- _What is needed_:
Collect every line of the records below that contains the word "稳定边疆局势".

- _Input records_:

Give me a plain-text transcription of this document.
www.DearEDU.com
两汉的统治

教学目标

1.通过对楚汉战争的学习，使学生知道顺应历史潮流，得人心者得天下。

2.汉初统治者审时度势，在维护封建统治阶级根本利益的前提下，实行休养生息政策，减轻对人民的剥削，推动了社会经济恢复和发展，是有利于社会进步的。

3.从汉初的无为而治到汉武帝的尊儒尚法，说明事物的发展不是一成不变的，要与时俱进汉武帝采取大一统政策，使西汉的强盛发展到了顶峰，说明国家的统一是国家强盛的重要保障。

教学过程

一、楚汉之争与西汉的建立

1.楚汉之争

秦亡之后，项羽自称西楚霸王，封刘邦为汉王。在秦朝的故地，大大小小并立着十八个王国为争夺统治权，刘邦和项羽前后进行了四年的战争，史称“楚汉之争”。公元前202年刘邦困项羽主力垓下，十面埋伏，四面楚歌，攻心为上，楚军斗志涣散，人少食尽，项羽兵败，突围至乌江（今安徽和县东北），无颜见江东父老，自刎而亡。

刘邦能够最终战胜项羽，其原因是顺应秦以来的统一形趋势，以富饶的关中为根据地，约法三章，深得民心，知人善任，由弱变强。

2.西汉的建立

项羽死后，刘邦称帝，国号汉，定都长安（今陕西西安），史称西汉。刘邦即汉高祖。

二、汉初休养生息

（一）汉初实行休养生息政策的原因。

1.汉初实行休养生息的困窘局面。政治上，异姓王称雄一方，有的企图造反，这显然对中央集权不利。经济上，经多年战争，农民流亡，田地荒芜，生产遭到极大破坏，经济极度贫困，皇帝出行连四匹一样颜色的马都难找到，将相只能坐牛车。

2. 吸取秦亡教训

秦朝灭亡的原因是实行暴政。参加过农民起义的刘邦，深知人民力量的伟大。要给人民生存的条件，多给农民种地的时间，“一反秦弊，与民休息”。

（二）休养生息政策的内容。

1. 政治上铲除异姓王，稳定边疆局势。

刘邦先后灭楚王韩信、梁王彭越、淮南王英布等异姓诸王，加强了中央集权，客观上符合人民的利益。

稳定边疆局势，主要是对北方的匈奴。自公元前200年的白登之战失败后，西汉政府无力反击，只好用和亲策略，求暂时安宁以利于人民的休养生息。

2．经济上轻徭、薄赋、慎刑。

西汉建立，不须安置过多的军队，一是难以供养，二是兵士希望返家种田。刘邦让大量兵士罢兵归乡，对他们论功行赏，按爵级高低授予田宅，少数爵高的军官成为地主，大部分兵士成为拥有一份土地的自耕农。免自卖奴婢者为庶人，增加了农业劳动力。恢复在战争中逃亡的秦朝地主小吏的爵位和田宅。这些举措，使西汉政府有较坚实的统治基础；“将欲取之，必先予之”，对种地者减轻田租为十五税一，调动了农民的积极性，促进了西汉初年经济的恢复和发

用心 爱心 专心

- _Output of the exercise_:
1. 政治上铲除异姓王，稳定边疆局势。
稳定边疆局势，主要是对北方的匈奴。自公元前200年的白登之战失败后，西汉政府无力反击，只好用和亲策略，求暂时安宁以利于人民的休养生息。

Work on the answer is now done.